━━━━━ Data for this task ━━━━━

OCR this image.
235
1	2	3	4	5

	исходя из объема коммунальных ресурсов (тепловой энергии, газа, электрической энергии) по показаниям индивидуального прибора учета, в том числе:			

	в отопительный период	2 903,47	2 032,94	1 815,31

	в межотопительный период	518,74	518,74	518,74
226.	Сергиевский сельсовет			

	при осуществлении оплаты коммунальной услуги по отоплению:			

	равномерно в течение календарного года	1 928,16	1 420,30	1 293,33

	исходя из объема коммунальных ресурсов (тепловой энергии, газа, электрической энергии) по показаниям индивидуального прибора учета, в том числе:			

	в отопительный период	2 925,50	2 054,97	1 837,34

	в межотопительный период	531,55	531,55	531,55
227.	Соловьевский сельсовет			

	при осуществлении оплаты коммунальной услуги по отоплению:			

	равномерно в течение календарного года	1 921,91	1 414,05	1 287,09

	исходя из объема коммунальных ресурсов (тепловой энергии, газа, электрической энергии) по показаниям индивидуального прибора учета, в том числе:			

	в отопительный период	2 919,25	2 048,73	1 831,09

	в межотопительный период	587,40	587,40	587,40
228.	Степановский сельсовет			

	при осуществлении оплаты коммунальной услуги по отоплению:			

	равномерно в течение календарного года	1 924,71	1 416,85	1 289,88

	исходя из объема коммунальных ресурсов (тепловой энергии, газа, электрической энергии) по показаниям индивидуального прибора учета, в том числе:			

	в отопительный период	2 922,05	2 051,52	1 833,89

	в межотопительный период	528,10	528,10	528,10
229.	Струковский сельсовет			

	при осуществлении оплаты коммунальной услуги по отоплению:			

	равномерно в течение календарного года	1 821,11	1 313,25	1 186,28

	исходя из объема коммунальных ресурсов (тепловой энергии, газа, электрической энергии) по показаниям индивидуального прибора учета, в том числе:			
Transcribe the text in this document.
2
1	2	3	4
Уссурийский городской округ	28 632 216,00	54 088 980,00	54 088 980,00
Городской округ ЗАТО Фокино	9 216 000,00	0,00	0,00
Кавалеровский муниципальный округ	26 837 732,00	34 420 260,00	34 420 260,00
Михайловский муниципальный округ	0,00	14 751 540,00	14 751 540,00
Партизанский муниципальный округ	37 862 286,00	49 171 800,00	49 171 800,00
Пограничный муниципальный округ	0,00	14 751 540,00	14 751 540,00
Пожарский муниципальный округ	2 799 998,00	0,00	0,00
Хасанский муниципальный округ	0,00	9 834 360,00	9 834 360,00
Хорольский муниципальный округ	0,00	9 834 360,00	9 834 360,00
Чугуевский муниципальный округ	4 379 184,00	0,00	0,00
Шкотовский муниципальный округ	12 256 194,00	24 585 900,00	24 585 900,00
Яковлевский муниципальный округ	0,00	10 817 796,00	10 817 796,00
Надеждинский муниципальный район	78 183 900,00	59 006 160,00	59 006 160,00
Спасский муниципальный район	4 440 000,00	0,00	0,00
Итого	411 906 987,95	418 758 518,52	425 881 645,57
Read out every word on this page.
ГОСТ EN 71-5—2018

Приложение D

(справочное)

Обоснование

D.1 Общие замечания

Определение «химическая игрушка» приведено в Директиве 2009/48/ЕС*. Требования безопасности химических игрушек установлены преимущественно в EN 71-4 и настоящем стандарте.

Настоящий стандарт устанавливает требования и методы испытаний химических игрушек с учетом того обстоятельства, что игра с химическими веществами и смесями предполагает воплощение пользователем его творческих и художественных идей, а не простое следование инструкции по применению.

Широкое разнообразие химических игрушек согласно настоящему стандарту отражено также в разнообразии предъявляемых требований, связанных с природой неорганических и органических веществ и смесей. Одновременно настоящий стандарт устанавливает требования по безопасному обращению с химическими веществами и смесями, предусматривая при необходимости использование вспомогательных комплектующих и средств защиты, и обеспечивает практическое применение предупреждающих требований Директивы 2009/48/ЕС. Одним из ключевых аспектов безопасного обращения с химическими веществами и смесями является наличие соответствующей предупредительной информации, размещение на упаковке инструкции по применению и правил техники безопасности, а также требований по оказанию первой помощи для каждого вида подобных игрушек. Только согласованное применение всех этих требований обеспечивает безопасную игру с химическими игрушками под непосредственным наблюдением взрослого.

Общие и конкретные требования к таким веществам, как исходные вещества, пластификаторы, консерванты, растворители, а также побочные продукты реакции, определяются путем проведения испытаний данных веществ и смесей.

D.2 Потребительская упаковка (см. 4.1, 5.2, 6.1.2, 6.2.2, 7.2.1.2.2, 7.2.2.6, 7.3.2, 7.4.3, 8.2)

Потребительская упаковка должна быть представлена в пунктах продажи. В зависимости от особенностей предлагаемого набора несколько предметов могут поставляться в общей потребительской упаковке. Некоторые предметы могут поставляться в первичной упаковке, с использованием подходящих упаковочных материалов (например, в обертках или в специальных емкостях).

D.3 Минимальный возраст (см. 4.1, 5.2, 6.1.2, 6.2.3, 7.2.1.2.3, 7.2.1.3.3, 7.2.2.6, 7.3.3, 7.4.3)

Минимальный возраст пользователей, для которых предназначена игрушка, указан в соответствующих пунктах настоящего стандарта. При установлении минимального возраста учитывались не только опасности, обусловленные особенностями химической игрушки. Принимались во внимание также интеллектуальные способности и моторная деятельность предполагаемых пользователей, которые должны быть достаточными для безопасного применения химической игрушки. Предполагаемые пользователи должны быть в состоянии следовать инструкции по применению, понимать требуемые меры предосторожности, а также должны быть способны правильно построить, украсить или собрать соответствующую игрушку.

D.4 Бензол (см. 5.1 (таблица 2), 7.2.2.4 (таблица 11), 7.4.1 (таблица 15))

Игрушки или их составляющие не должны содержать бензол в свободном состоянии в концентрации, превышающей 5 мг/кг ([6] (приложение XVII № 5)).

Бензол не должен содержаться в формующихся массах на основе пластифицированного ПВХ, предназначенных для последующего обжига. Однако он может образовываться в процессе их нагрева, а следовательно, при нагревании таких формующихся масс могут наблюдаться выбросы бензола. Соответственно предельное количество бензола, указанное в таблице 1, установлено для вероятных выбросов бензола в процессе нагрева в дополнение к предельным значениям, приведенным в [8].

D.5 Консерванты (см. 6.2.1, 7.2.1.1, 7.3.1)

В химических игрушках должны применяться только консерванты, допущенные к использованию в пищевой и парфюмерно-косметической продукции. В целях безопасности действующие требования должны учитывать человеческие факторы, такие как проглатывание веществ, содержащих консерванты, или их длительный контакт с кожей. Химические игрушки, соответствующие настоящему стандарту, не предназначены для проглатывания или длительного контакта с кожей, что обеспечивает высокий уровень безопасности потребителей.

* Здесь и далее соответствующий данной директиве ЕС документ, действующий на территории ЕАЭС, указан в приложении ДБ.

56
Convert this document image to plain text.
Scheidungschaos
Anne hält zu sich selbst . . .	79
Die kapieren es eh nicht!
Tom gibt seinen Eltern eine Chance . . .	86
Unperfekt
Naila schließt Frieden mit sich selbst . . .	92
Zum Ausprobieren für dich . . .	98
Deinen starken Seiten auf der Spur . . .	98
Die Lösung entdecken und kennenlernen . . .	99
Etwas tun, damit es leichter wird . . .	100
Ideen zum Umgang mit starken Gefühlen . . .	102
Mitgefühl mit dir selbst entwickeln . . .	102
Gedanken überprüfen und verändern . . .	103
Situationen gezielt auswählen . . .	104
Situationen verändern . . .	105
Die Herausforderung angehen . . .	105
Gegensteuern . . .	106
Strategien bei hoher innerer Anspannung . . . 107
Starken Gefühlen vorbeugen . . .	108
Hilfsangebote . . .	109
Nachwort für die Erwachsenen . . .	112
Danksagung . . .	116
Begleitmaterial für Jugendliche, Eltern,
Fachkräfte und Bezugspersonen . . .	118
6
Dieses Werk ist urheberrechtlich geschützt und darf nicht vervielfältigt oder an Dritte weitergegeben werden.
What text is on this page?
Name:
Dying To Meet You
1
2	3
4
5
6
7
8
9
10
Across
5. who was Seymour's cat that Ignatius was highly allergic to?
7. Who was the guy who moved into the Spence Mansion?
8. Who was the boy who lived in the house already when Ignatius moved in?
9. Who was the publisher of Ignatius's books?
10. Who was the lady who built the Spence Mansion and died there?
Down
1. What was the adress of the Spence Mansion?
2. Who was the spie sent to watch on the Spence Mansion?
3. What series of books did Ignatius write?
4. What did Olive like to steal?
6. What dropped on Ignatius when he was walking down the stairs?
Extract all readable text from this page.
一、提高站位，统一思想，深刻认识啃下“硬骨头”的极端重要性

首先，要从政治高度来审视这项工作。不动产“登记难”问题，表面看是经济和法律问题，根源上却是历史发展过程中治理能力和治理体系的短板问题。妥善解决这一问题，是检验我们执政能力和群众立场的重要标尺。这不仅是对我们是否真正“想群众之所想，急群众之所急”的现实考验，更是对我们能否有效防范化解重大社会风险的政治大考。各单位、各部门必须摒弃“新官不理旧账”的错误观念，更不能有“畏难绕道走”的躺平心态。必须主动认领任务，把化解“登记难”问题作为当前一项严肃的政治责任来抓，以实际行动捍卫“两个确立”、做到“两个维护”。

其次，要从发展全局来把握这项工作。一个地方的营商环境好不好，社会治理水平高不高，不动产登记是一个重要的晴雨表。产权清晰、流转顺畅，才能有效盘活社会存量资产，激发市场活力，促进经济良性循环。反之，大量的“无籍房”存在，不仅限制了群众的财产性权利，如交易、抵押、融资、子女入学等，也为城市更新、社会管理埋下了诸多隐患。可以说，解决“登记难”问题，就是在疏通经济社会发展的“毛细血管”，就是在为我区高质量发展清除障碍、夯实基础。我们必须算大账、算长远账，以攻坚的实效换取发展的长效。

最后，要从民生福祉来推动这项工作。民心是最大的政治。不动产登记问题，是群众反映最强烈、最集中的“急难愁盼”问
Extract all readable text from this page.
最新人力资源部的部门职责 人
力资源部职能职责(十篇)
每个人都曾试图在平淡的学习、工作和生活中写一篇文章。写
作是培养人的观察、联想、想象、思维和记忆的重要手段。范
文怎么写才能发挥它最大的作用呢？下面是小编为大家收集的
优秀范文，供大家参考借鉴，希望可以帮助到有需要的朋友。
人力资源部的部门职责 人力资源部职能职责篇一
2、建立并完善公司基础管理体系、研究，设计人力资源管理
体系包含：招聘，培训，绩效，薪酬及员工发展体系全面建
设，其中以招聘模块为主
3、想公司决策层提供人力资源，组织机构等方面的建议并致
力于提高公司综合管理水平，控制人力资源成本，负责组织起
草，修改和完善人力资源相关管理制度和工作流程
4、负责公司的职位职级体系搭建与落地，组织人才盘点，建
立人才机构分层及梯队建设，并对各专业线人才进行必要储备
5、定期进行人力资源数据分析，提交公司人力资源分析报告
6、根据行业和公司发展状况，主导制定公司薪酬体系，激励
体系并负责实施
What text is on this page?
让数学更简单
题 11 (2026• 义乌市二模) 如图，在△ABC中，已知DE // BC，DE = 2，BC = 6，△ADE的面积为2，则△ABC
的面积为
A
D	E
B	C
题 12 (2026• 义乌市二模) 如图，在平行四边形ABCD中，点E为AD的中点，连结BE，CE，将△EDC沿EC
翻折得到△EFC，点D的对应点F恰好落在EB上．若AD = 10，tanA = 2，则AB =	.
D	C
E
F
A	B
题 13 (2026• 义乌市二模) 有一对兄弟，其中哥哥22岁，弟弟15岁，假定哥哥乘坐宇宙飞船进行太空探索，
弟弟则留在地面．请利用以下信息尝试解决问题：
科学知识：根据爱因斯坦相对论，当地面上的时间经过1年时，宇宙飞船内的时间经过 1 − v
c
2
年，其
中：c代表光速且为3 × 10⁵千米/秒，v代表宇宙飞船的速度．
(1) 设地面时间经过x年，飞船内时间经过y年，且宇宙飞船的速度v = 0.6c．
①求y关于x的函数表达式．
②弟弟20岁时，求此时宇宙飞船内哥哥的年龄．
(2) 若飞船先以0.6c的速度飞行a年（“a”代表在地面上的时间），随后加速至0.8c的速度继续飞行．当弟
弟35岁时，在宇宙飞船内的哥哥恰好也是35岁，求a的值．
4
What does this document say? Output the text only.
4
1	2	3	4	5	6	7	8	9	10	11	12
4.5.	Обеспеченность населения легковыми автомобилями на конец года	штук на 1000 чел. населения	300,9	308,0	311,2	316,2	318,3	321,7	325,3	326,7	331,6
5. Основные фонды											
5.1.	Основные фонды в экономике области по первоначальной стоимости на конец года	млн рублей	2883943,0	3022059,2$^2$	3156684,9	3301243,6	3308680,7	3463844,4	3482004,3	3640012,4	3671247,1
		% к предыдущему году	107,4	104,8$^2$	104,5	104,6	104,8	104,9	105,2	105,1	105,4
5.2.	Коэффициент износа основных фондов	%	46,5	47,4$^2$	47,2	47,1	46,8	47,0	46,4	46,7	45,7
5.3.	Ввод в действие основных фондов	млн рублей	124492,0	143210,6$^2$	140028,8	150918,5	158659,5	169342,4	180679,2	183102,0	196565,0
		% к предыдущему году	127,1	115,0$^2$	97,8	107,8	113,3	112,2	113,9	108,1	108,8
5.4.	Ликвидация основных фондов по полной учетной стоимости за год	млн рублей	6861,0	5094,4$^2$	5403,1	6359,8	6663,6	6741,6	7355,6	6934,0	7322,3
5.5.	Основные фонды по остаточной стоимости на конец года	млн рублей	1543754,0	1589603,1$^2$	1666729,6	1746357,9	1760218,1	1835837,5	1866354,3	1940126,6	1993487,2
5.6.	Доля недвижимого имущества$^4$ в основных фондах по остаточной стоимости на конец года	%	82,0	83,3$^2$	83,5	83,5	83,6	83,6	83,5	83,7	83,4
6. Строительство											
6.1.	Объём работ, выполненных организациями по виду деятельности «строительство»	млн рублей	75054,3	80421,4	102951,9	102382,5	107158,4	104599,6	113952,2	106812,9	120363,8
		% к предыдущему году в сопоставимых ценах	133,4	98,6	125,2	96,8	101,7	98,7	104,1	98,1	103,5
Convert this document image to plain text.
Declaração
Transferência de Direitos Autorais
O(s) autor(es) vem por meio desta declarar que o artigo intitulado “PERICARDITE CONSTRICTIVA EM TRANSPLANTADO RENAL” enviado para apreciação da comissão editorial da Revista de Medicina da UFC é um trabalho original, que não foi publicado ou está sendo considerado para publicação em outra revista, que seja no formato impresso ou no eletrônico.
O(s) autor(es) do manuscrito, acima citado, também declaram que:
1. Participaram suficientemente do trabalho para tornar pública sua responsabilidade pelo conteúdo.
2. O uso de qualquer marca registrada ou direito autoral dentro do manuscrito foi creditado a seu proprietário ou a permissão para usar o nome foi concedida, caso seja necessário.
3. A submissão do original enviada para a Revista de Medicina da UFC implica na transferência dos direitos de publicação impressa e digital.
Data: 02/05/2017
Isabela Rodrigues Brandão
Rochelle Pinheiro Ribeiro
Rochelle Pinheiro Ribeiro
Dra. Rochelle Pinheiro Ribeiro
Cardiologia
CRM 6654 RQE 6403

━━━━━

Which lines in the records above contain the string "быть"? Copy each one.

Потребительская упаковка должна быть представлена в пунктах продажи. В зависимости от особенностей предлагаемого набора несколько предметов могут поставляться в общей потребительской упаковке. Некоторые предметы могут поставляться в первичной упаковке, с использованием подходящих упаковочных материалов (например, в обертках или в специальных емкостях).
Минимальный возраст пользователей, для которых предназначена игрушка, указан в соответствующих пунктах настоящего стандарта. При установлении минимального возраста учитывались не только опасности, обусловленные особенностями химической игрушки. Принимались во внимание также интеллектуальные способности и моторная деятельность предполагаемых пользователей, которые должны быть достаточными для безопасного применения химической игрушки. Предполагаемые пользователи должны быть в состоянии следовать инструкции по применению, понимать требуемые меры предосторожности, а также должны быть способны правильно построить, украсить или собрать соответствующую игрушку.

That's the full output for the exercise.